• **Task goal**
Extract every line that includes the string "образования".

** Start of Given records **

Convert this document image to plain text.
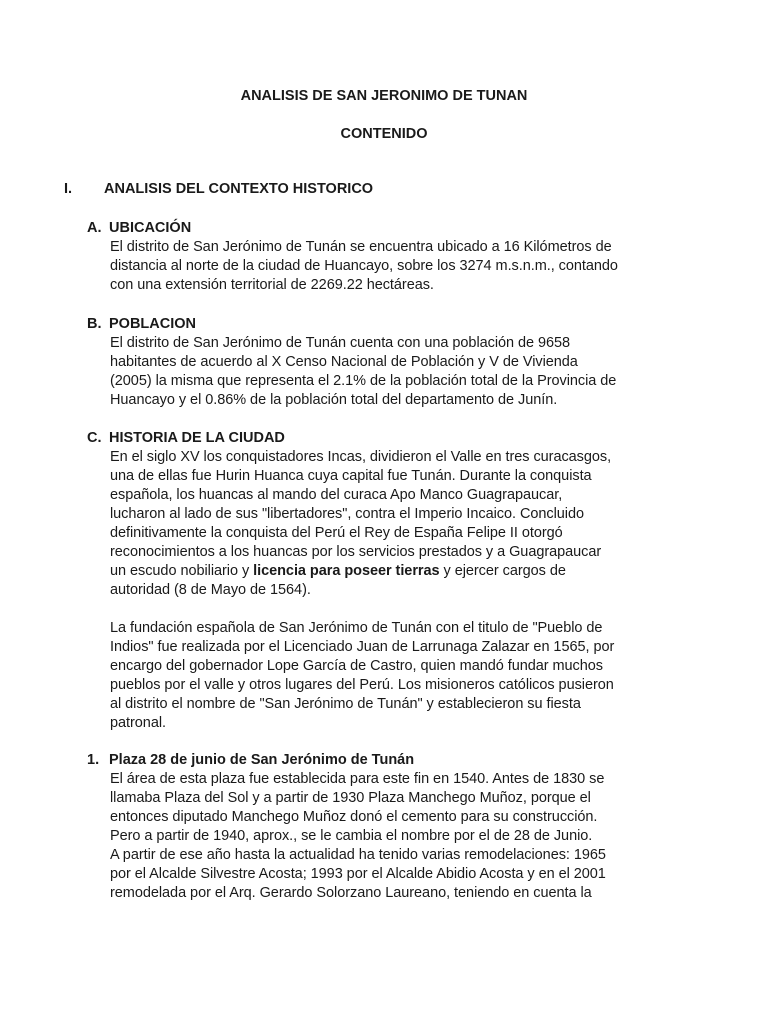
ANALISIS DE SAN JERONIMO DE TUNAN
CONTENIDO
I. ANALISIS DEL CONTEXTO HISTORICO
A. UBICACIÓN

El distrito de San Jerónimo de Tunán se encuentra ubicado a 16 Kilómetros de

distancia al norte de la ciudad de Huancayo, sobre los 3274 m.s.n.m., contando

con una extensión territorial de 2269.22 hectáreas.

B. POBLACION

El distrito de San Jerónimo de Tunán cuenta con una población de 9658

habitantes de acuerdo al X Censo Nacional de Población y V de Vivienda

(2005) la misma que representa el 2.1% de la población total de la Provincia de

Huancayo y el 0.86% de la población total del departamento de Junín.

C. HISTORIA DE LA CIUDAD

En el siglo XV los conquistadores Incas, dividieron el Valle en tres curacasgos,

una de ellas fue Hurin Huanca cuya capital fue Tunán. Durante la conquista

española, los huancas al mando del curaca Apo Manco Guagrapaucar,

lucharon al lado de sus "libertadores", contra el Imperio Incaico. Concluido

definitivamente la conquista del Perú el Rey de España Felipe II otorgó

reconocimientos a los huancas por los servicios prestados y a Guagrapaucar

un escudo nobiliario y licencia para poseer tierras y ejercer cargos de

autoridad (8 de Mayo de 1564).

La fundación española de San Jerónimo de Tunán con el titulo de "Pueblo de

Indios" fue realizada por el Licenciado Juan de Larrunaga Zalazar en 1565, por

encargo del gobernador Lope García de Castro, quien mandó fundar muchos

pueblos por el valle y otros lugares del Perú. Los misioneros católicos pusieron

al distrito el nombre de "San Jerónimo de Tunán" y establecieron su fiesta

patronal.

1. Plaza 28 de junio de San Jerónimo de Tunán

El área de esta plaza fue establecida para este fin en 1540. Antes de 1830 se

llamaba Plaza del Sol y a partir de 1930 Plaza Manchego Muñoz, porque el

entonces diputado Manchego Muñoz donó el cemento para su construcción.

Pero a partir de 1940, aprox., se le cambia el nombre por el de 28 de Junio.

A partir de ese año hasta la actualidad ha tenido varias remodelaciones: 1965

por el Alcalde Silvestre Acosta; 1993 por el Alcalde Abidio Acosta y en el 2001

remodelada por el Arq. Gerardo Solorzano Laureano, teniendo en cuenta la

** End of Given records **
** Start of Given records **

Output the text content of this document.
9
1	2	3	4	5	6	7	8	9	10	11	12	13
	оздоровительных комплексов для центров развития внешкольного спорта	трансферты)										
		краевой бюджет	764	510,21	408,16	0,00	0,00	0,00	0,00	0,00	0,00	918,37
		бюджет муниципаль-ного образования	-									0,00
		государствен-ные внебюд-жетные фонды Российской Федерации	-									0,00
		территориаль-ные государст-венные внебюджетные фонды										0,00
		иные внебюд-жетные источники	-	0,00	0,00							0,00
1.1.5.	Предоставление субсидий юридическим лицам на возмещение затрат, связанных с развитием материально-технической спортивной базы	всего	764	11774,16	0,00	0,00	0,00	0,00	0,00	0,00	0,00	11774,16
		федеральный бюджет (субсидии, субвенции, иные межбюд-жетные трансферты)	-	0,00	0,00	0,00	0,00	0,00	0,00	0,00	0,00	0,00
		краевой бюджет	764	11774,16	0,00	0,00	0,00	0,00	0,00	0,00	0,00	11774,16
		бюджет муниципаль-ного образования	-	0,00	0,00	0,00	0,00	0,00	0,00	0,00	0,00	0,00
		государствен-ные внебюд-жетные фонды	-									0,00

** End of Given records **
** Start of Given records **

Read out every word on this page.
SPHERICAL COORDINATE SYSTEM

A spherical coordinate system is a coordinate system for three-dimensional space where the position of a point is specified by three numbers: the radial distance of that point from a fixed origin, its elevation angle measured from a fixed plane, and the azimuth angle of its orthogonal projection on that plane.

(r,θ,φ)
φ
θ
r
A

** End of Given records **

• **Answer to the task**
		бюджет муниципаль-ного образования	-									0,00
		бюджет муниципаль-ного образования	-	0,00	0,00	0,00	0,00	0,00	0,00	0,00	0,00	0,00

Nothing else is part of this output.